[Recorded data]
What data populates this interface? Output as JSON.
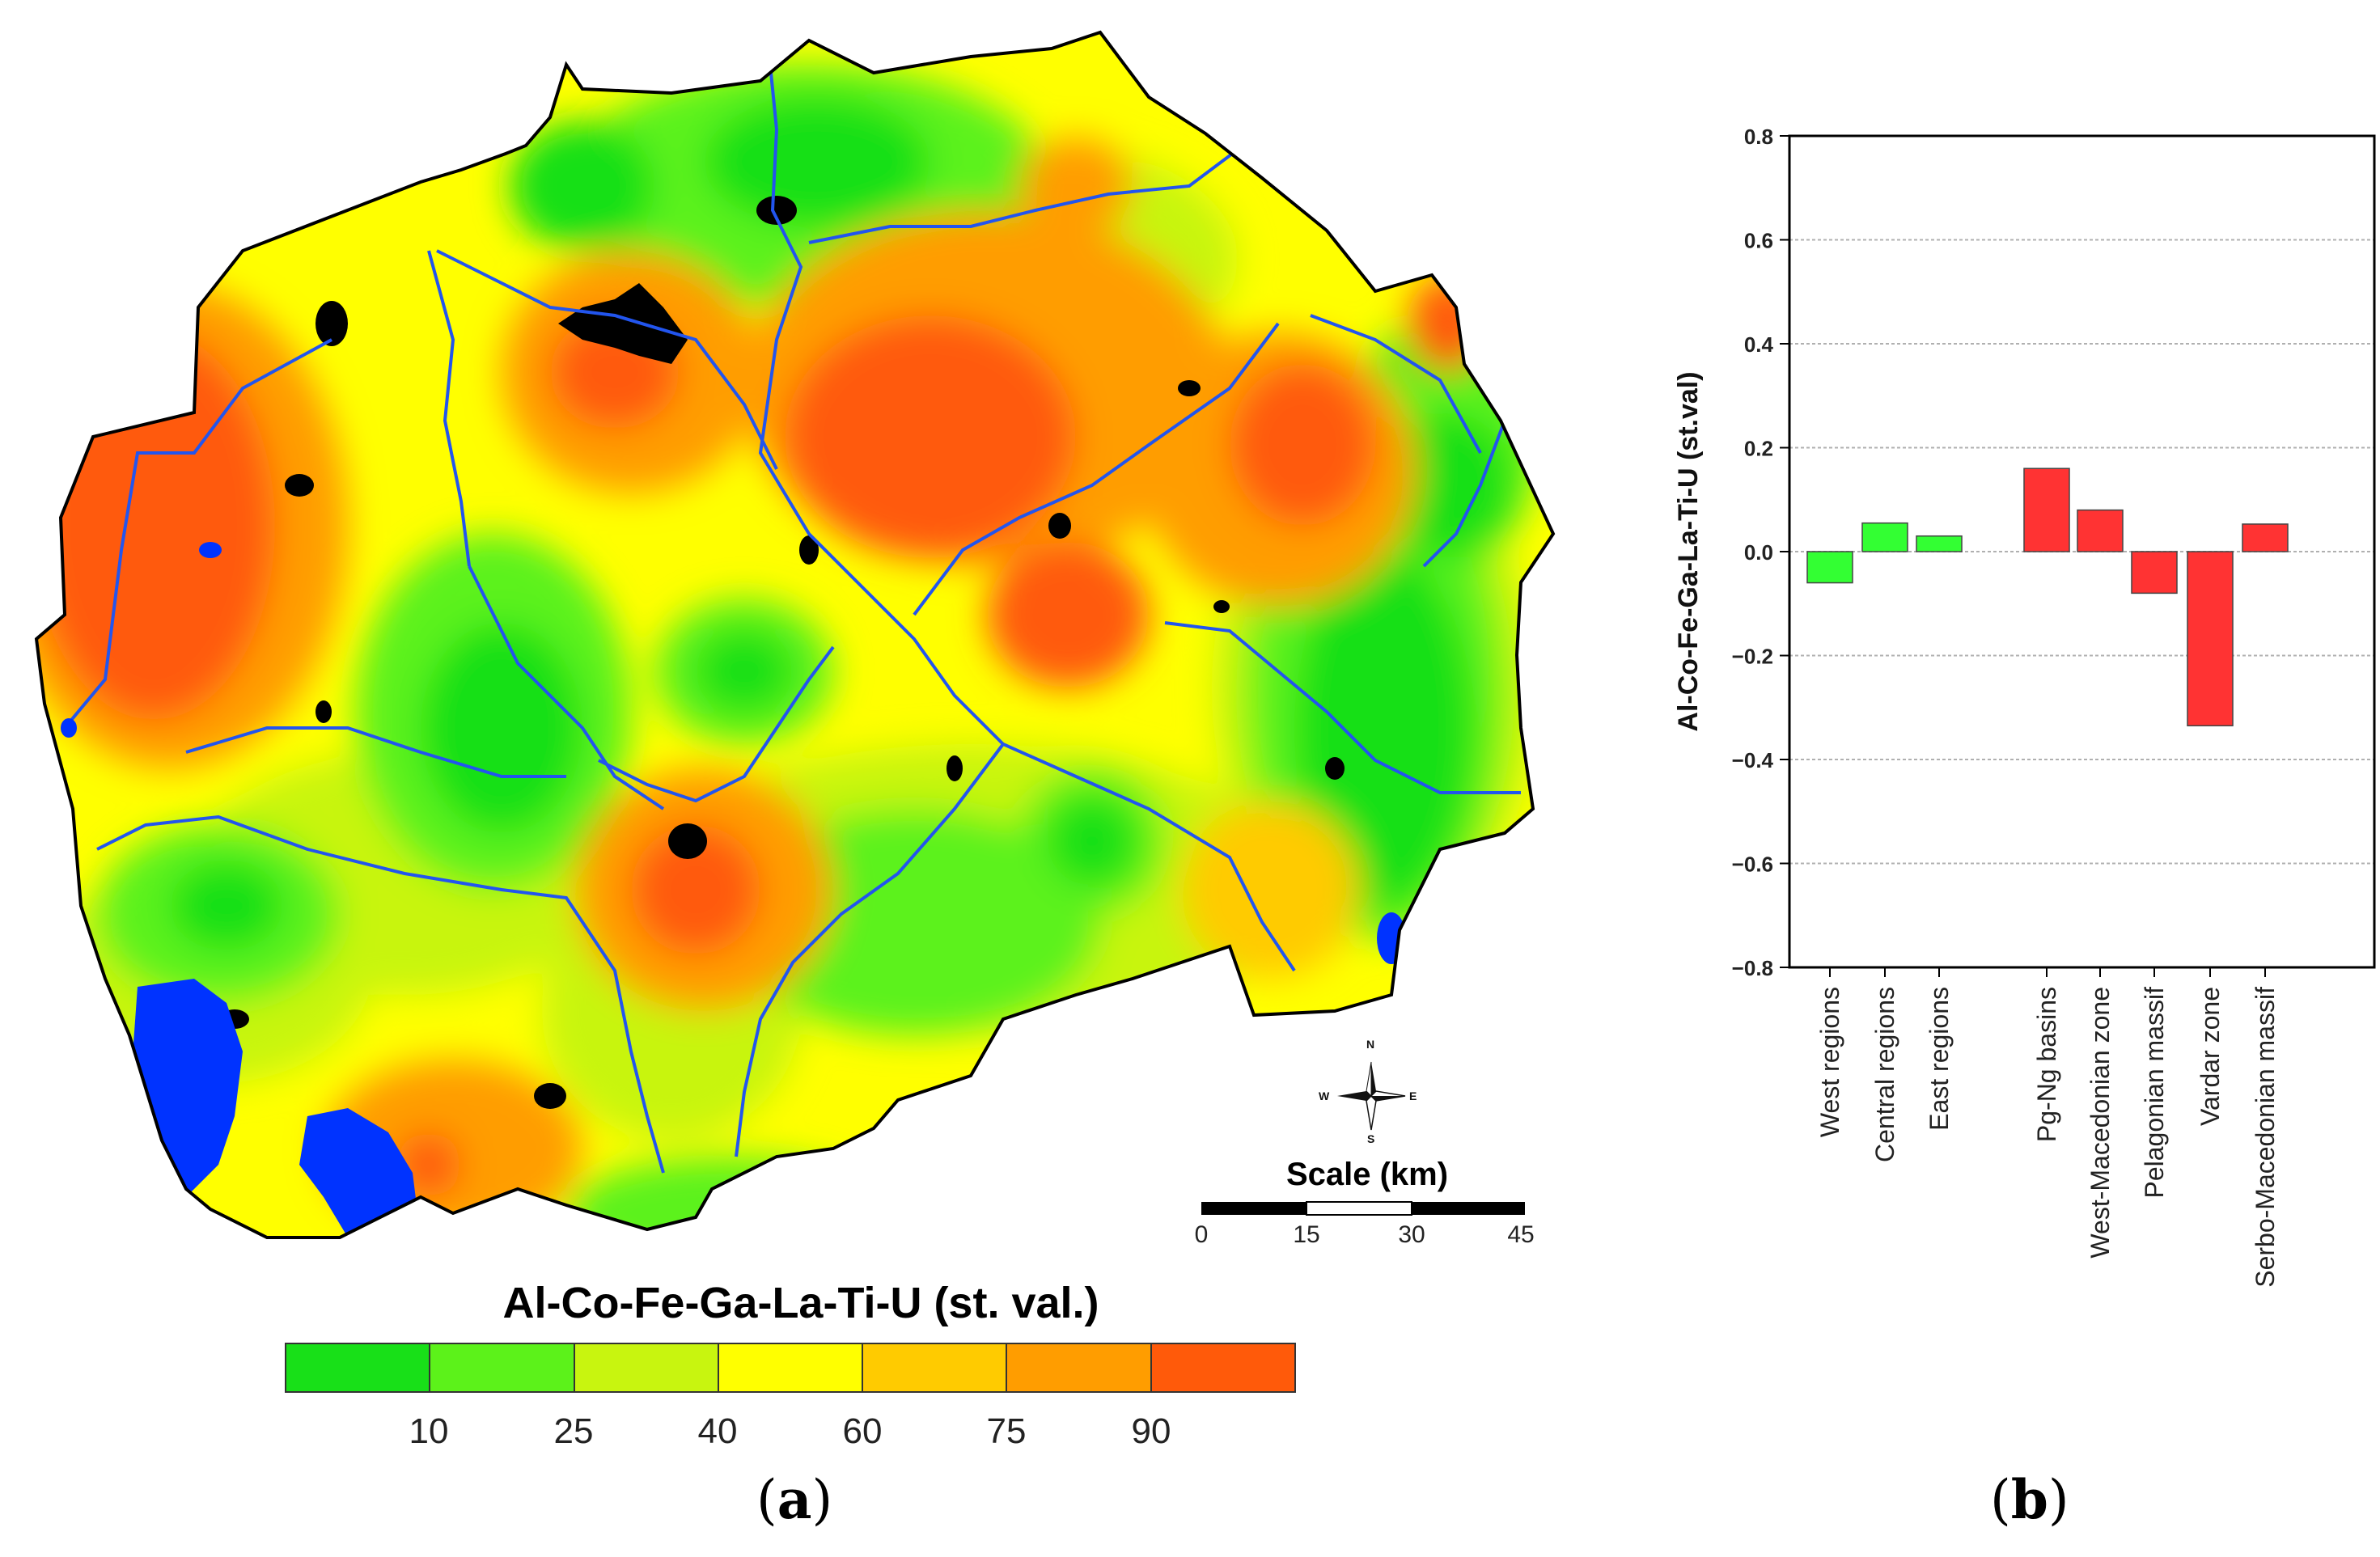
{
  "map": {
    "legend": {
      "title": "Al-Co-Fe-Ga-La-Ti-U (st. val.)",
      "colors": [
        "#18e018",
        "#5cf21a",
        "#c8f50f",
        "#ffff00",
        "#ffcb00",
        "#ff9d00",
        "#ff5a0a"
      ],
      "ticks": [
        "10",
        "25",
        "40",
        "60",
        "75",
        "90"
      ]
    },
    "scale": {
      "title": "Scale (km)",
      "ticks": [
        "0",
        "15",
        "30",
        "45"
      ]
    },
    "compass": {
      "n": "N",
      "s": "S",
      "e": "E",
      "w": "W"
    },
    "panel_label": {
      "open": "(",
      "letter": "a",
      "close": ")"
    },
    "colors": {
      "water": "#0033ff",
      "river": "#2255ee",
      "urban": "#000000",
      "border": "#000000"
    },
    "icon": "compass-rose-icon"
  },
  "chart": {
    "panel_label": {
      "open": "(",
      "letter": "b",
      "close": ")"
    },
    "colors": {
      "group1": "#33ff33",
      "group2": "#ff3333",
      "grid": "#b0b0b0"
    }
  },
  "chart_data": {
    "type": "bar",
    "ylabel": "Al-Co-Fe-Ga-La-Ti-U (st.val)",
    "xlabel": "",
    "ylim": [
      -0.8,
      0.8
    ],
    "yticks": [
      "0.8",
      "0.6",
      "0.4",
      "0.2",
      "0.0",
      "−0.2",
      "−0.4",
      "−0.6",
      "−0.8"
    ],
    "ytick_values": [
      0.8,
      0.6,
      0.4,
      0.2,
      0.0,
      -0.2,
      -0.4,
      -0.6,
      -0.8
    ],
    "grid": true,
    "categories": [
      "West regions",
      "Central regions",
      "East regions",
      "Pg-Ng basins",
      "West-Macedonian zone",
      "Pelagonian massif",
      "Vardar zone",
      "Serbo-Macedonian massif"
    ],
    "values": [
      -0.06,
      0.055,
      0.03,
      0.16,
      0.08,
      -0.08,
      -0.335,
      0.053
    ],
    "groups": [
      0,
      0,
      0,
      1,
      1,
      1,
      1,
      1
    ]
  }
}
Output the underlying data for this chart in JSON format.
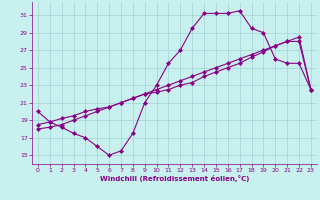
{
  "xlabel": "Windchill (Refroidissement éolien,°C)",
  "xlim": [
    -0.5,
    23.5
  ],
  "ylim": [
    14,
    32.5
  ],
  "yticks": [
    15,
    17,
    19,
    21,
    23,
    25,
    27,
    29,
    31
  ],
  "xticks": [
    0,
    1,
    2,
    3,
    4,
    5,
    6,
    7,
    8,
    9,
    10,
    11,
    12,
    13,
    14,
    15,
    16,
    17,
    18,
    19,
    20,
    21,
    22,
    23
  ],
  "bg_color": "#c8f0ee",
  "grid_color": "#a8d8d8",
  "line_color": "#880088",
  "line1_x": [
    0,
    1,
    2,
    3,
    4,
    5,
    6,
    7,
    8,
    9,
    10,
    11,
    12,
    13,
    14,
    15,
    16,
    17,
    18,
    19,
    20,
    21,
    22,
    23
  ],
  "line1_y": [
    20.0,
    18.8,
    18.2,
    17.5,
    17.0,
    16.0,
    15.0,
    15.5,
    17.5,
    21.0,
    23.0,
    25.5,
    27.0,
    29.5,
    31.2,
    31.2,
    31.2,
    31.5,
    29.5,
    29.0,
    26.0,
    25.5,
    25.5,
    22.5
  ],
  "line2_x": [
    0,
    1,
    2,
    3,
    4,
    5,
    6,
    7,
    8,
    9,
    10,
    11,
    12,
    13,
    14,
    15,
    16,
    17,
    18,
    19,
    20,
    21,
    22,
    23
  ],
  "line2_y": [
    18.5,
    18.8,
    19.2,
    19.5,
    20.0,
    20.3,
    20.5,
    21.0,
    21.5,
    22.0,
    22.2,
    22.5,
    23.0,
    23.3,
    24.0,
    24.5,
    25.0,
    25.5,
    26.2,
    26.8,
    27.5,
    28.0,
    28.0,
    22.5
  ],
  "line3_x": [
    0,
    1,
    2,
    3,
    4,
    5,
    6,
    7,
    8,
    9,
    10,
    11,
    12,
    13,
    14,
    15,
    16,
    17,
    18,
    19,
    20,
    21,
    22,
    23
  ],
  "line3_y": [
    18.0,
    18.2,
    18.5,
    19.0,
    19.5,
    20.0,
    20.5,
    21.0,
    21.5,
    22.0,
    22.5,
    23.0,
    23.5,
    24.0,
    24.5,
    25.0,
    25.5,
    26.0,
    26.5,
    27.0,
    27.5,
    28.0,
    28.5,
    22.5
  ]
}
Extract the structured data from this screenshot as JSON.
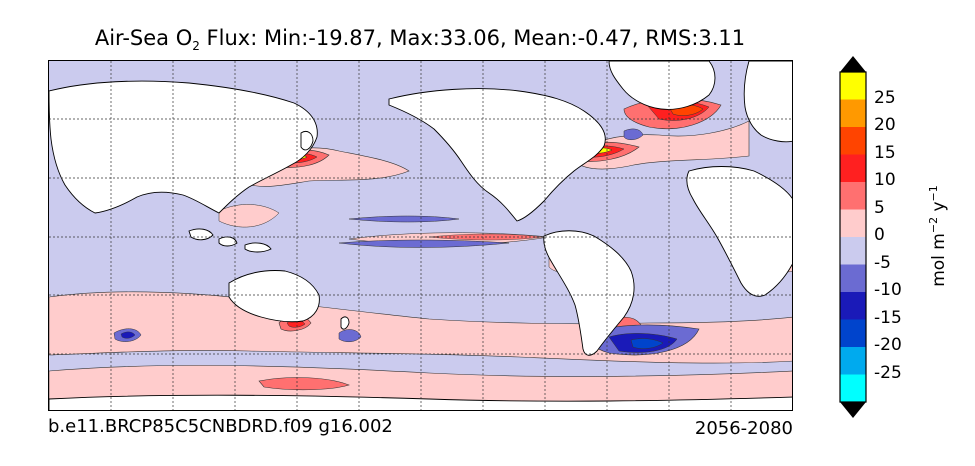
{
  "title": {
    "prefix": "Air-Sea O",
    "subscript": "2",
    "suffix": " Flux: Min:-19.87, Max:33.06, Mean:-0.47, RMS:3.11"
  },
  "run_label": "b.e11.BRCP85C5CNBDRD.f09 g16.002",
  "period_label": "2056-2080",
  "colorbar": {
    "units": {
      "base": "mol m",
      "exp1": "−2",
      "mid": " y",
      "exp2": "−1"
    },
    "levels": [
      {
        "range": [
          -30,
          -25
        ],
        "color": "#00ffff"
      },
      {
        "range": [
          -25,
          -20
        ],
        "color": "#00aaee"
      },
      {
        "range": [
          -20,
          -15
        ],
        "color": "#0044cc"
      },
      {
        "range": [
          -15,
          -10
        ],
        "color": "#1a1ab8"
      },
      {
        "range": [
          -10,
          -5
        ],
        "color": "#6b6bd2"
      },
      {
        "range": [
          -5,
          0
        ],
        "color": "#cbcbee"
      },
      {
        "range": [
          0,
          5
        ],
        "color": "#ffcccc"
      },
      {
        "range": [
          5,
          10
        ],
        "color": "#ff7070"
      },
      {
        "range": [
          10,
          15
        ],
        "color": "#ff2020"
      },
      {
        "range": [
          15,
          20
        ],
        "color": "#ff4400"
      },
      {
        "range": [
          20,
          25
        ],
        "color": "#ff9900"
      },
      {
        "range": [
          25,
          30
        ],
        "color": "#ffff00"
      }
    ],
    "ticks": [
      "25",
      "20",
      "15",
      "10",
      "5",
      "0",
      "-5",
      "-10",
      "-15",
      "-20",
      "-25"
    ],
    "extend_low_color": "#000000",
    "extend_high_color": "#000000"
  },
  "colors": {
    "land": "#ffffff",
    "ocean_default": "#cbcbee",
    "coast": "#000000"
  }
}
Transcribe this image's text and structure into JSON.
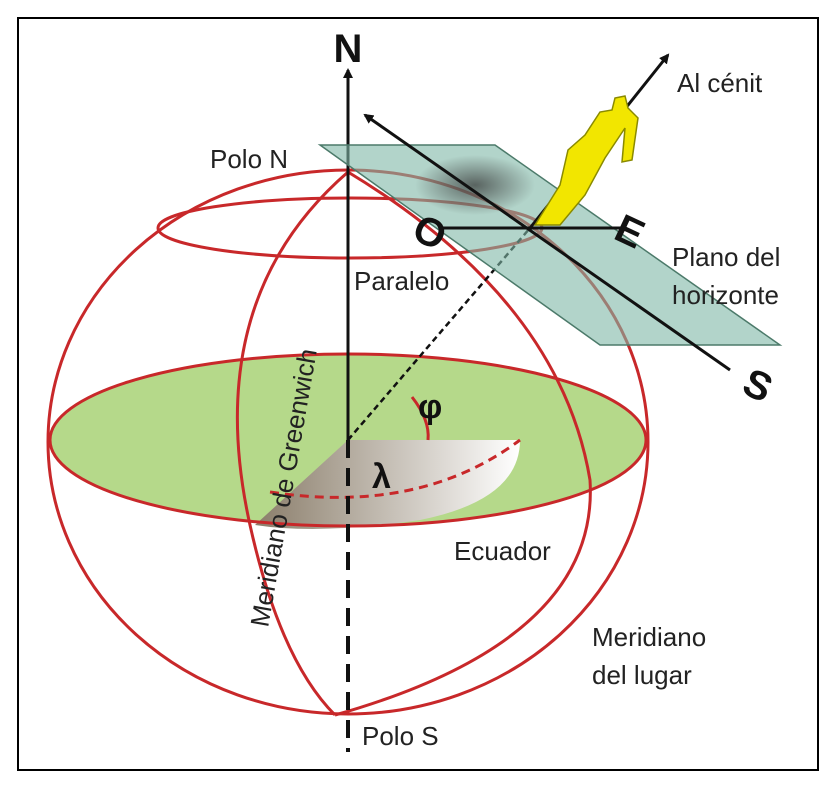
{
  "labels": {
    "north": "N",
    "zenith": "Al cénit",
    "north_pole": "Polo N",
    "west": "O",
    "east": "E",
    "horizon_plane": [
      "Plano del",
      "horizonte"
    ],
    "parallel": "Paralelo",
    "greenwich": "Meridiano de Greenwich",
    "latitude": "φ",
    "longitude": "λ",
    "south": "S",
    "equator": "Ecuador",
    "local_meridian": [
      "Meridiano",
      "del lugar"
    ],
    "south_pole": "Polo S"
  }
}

Task goal:
Transcribe the records above exactly, omitting every picture they contain.

Exercise solution:
What data populates this interface? Output as JSON.
{
  "map": {
    "legend": {
      "title": "Al-Co-Fe-Ga-La-Ti-U (st. val.)",
      "colors": [
        "#18e018",
        "#5cf21a",
        "#c8f50f",
        "#ffff00",
        "#ffcb00",
        "#ff9d00",
        "#ff5a0a"
      ],
      "ticks": [
        "10",
        "25",
        "40",
        "60",
        "75",
        "90"
      ]
    },
    "scale": {
      "title": "Scale (km)",
      "ticks": [
        "0",
        "15",
        "30",
        "45"
      ]
    },
    "compass": {
      "n": "N",
      "s": "S",
      "e": "E",
      "w": "W"
    },
    "panel_label": {
      "open": "(",
      "letter": "a",
      "close": ")"
    },
    "colors": {
      "water": "#0033ff",
      "river": "#2255ee",
      "urban": "#000000",
      "border": "#000000"
    },
    "icon": "compass-rose-icon"
  },
  "chart": {
    "panel_label": {
      "open": "(",
      "letter": "b",
      "close": ")"
    },
    "colors": {
      "group1": "#33ff33",
      "group2": "#ff3333",
      "grid": "#b0b0b0"
    }
  },
  "chart_data": {
    "type": "bar",
    "ylabel": "Al-Co-Fe-Ga-La-Ti-U (st.val)",
    "xlabel": "",
    "ylim": [
      -0.8,
      0.8
    ],
    "yticks": [
      "0.8",
      "0.6",
      "0.4",
      "0.2",
      "0.0",
      "−0.2",
      "−0.4",
      "−0.6",
      "−0.8"
    ],
    "ytick_values": [
      0.8,
      0.6,
      0.4,
      0.2,
      0.0,
      -0.2,
      -0.4,
      -0.6,
      -0.8
    ],
    "grid": true,
    "categories": [
      "West regions",
      "Central regions",
      "East regions",
      "Pg-Ng basins",
      "West-Macedonian zone",
      "Pelagonian massif",
      "Vardar zone",
      "Serbo-Macedonian massif"
    ],
    "values": [
      -0.06,
      0.055,
      0.03,
      0.16,
      0.08,
      -0.08,
      -0.335,
      0.053
    ],
    "groups": [
      0,
      0,
      0,
      1,
      1,
      1,
      1,
      1
    ]
  }
}
Output the underlying data for this chart in JSON format.
{
  "xlabel": "Windchill (Refroidissement éolien,°C)",
  "xlim": [
    -0.5,
    23.5
  ],
  "ylim": [
    14,
    32.5
  ],
  "yticks": [
    15,
    17,
    19,
    21,
    23,
    25,
    27,
    29,
    31
  ],
  "xticks": [
    0,
    1,
    2,
    3,
    4,
    5,
    6,
    7,
    8,
    9,
    10,
    11,
    12,
    13,
    14,
    15,
    16,
    17,
    18,
    19,
    20,
    21,
    22,
    23
  ],
  "bg_color": "#c8f0ee",
  "grid_color": "#a8d8d8",
  "line_color": "#880088",
  "line1_x": [
    0,
    1,
    2,
    3,
    4,
    5,
    6,
    7,
    8,
    9,
    10,
    11,
    12,
    13,
    14,
    15,
    16,
    17,
    18,
    19,
    20,
    21,
    22,
    23
  ],
  "line1_y": [
    20.0,
    18.8,
    18.2,
    17.5,
    17.0,
    16.0,
    15.0,
    15.5,
    17.5,
    21.0,
    23.0,
    25.5,
    27.0,
    29.5,
    31.2,
    31.2,
    31.2,
    31.5,
    29.5,
    29.0,
    26.0,
    25.5,
    25.5,
    22.5
  ],
  "line2_x": [
    0,
    1,
    2,
    3,
    4,
    5,
    6,
    7,
    8,
    9,
    10,
    11,
    12,
    13,
    14,
    15,
    16,
    17,
    18,
    19,
    20,
    21,
    22,
    23
  ],
  "line2_y": [
    18.5,
    18.8,
    19.2,
    19.5,
    20.0,
    20.3,
    20.5,
    21.0,
    21.5,
    22.0,
    22.2,
    22.5,
    23.0,
    23.3,
    24.0,
    24.5,
    25.0,
    25.5,
    26.2,
    26.8,
    27.5,
    28.0,
    28.0,
    22.5
  ],
  "line3_x": [
    0,
    1,
    2,
    3,
    4,
    5,
    6,
    7,
    8,
    9,
    10,
    11,
    12,
    13,
    14,
    15,
    16,
    17,
    18,
    19,
    20,
    21,
    22,
    23
  ],
  "line3_y": [
    18.0,
    18.2,
    18.5,
    19.0,
    19.5,
    20.0,
    20.5,
    21.0,
    21.5,
    22.0,
    22.5,
    23.0,
    23.5,
    24.0,
    24.5,
    25.0,
    25.5,
    26.0,
    26.5,
    27.0,
    27.5,
    28.0,
    28.5,
    22.5
  ]
}
Extract the structured data from this screenshot as JSON.
{
  "title": {
    "prefix": "Air-Sea O",
    "subscript": "2",
    "suffix": " Flux: Min:-19.87, Max:33.06, Mean:-0.47, RMS:3.11"
  },
  "run_label": "b.e11.BRCP85C5CNBDRD.f09 g16.002",
  "period_label": "2056-2080",
  "colorbar": {
    "units": {
      "base": "mol m",
      "exp1": "−2",
      "mid": " y",
      "exp2": "−1"
    },
    "levels": [
      {
        "range": [
          -30,
          -25
        ],
        "color": "#00ffff"
      },
      {
        "range": [
          -25,
          -20
        ],
        "color": "#00aaee"
      },
      {
        "range": [
          -20,
          -15
        ],
        "color": "#0044cc"
      },
      {
        "range": [
          -15,
          -10
        ],
        "color": "#1a1ab8"
      },
      {
        "range": [
          -10,
          -5
        ],
        "color": "#6b6bd2"
      },
      {
        "range": [
          -5,
          0
        ],
        "color": "#cbcbee"
      },
      {
        "range": [
          0,
          5
        ],
        "color": "#ffcccc"
      },
      {
        "range": [
          5,
          10
        ],
        "color": "#ff7070"
      },
      {
        "range": [
          10,
          15
        ],
        "color": "#ff2020"
      },
      {
        "range": [
          15,
          20
        ],
        "color": "#ff4400"
      },
      {
        "range": [
          20,
          25
        ],
        "color": "#ff9900"
      },
      {
        "range": [
          25,
          30
        ],
        "color": "#ffff00"
      }
    ],
    "ticks": [
      "25",
      "20",
      "15",
      "10",
      "5",
      "0",
      "-5",
      "-10",
      "-15",
      "-20",
      "-25"
    ],
    "extend_low_color": "#000000",
    "extend_high_color": "#000000"
  },
  "colors": {
    "land": "#ffffff",
    "ocean_default": "#cbcbee",
    "coast": "#000000"
  }
}
Transcribe this image's text and structure into JSON.
{
  "labels": {
    "north": "N",
    "zenith": "Al cénit",
    "north_pole": "Polo N",
    "west": "O",
    "east": "E",
    "horizon_plane": [
      "Plano del",
      "horizonte"
    ],
    "parallel": "Paralelo",
    "greenwich": "Meridiano de Greenwich",
    "latitude": "φ",
    "longitude": "λ",
    "south": "S",
    "equator": "Ecuador",
    "local_meridian": [
      "Meridiano",
      "del lugar"
    ],
    "south_pole": "Polo S"
  }
}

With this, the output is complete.